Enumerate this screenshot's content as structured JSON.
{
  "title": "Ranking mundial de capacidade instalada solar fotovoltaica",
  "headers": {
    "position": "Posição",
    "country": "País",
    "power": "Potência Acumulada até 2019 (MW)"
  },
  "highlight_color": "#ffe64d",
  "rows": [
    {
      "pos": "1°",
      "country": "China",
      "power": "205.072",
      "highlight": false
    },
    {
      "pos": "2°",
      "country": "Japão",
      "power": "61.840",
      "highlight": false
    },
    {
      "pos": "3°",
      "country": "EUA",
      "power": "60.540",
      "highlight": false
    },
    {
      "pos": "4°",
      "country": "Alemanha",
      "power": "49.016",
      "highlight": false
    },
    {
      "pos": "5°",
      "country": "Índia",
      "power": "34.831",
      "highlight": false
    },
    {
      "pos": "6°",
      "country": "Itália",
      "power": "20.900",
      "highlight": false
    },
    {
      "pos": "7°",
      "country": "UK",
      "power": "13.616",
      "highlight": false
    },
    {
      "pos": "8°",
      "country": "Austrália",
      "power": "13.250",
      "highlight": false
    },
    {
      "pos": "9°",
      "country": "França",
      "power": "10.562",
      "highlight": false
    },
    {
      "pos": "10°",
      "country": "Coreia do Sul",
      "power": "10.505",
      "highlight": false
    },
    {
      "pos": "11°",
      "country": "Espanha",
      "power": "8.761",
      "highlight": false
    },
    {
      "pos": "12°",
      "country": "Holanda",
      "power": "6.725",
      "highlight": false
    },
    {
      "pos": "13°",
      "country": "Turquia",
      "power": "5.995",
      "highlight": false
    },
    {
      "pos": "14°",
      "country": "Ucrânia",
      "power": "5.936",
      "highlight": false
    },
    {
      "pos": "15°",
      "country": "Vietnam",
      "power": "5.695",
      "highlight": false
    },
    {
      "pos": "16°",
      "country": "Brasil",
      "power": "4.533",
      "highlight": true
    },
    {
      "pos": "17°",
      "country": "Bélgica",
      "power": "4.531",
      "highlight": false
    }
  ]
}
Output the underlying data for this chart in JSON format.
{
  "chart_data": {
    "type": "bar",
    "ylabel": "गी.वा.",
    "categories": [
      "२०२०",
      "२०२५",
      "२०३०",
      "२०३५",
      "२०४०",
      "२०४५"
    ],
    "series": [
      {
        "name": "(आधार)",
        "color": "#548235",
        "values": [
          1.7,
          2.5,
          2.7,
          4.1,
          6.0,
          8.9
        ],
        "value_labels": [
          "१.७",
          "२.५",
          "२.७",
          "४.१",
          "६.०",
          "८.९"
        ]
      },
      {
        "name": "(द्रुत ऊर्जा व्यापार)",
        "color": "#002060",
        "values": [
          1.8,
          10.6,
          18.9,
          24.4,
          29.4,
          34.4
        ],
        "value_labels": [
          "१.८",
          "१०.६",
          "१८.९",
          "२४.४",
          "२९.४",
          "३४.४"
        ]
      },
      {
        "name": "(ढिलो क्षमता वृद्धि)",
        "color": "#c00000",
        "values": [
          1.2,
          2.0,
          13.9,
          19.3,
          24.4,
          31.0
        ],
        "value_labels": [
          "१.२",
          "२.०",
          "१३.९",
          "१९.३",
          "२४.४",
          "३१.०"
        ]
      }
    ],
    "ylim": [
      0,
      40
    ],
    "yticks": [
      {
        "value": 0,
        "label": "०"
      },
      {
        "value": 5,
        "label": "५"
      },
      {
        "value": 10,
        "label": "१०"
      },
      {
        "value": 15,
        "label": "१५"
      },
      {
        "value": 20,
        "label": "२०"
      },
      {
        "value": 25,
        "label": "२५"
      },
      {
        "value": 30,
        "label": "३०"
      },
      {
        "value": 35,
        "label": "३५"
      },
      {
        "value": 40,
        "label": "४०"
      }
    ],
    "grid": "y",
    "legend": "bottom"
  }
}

--------------------------------------------------

Look through the data and show every line containing "JSON".

**WRITTEN REPLY**
Enumerate this screenshot's content as structured JSON.
Output the underlying data for this chart in JSON format.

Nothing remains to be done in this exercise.